* begin Data provided *

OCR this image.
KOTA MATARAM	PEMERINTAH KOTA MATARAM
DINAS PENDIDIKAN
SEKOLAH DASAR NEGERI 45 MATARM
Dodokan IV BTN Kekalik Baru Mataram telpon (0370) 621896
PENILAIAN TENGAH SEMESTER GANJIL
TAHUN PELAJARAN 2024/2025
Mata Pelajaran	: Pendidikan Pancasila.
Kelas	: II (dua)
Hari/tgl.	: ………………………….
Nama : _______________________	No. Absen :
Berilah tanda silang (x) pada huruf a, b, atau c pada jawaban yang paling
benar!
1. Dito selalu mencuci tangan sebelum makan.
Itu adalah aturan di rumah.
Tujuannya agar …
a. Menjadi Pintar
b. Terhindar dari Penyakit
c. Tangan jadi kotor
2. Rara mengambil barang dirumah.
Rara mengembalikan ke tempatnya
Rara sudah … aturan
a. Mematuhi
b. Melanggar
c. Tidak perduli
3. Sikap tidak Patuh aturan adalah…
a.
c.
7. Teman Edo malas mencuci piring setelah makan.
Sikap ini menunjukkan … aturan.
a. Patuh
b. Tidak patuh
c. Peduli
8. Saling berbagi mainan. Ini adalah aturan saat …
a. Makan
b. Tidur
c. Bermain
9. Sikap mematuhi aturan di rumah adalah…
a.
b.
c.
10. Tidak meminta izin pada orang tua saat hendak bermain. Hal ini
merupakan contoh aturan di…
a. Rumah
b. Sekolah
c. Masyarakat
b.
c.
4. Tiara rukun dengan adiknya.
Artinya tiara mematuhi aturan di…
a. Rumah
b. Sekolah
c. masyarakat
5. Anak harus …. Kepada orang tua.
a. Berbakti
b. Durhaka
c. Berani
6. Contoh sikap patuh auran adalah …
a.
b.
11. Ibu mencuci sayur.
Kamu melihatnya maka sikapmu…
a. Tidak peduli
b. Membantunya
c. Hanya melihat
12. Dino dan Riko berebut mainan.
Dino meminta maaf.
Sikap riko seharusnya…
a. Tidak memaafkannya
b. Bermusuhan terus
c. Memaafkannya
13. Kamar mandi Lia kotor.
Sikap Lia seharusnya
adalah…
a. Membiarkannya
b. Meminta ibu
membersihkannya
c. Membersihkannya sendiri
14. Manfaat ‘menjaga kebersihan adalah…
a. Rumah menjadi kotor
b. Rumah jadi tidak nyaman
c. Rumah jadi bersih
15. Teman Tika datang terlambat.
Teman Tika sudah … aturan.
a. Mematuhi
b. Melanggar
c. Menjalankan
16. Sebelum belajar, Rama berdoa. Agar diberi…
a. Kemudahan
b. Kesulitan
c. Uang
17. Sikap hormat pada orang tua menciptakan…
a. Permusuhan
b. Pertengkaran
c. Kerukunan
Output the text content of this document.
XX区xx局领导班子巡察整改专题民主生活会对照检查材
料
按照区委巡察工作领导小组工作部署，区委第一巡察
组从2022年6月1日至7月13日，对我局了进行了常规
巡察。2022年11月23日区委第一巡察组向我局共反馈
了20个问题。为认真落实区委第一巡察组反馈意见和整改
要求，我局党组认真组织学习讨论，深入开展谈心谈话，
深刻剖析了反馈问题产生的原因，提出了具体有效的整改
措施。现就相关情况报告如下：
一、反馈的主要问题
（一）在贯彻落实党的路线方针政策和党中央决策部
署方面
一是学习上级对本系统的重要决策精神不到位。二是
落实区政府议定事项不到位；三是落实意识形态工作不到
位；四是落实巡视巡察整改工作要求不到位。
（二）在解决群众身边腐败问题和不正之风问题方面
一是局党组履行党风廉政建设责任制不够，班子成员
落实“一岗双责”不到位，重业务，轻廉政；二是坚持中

* end Data provided *

Given exercise: Please quote every record above exactly as it appears.

In response:
OCR this image.
KOTA MATARAM	PEMERINTAH KOTA MATARAM
DINAS PENDIDIKAN
SEKOLAH DASAR NEGERI 45 MATARM
Dodokan IV BTN Kekalik Baru Mataram telpon (0370) 621896
PENILAIAN TENGAH SEMESTER GANJIL
TAHUN PELAJARAN 2024/2025
Mata Pelajaran	: Pendidikan Pancasila.
Kelas	: II (dua)
Hari/tgl.	: ………………………….
Nama : _______________________	No. Absen :
Berilah tanda silang (x) pada huruf a, b, atau c pada jawaban yang paling
benar!
1. Dito selalu mencuci tangan sebelum makan.
Itu adalah aturan di rumah.
Tujuannya agar …
a. Menjadi Pintar
b. Terhindar dari Penyakit
c. Tangan jadi kotor
2. Rara mengambil barang dirumah.
Rara mengembalikan ke tempatnya
Rara sudah … aturan
a. Mematuhi
b. Melanggar
c. Tidak perduli
3. Sikap tidak Patuh aturan adalah…
a.
c.
7. Teman Edo malas mencuci piring setelah makan.
Sikap ini menunjukkan … aturan.
a. Patuh
b. Tidak patuh
c. Peduli
8. Saling berbagi mainan. Ini adalah aturan saat …
a. Makan
b. Tidur
c. Bermain
9. Sikap mematuhi aturan di rumah adalah…
a.
b.
c.
10. Tidak meminta izin pada orang tua saat hendak bermain. Hal ini
merupakan contoh aturan di…
a. Rumah
b. Sekolah
c. Masyarakat
b.
c.
4. Tiara rukun dengan adiknya.
Artinya tiara mematuhi aturan di…
a. Rumah
b. Sekolah
c. masyarakat
5. Anak harus …. Kepada orang tua.
a. Berbakti
b. Durhaka
c. Berani
6. Contoh sikap patuh auran adalah …
a.
b.
11. Ibu mencuci sayur.
Kamu melihatnya maka sikapmu…
a. Tidak peduli
b. Membantunya
c. Hanya melihat
12. Dino dan Riko berebut mainan.
Dino meminta maaf.
Sikap riko seharusnya…
a. Tidak memaafkannya
b. Bermusuhan terus
c. Memaafkannya
13. Kamar mandi Lia kotor.
Sikap Lia seharusnya
adalah…
a. Membiarkannya
b. Meminta ibu
membersihkannya
c. Membersihkannya sendiri
14. Manfaat ‘menjaga kebersihan adalah…
a. Rumah menjadi kotor
b. Rumah jadi tidak nyaman
c. Rumah jadi bersih
15. Teman Tika datang terlambat.
Teman Tika sudah … aturan.
a. Mematuhi
b. Melanggar
c. Menjalankan
16. Sebelum belajar, Rama berdoa. Agar diberi…
a. Kemudahan
b. Kesulitan
c. Uang
17. Sikap hormat pada orang tua menciptakan…
a. Permusuhan
b. Pertengkaran
c. Kerukunan
Output the text content of this document.
XX区xx局领导班子巡察整改专题民主生活会对照检查材
料
按照区委巡察工作领导小组工作部署，区委第一巡察
组从2022年6月1日至7月13日，对我局了进行了常规
巡察。2022年11月23日区委第一巡察组向我局共反馈
了20个问题。为认真落实区委第一巡察组反馈意见和整改
要求，我局党组认真组织学习讨论，深入开展谈心谈话，
深刻剖析了反馈问题产生的原因，提出了具体有效的整改
措施。现就相关情况报告如下：
一、反馈的主要问题
（一）在贯彻落实党的路线方针政策和党中央决策部
署方面
一是学习上级对本系统的重要决策精神不到位。二是
落实区政府议定事项不到位；三是落实意识形态工作不到
位；四是落实巡视巡察整改工作要求不到位。
（二）在解决群众身边腐败问题和不正之风问题方面
一是局党组履行党风廉政建设责任制不够，班子成员
落实“一岗双责”不到位，重业务，轻廉政；二是坚持中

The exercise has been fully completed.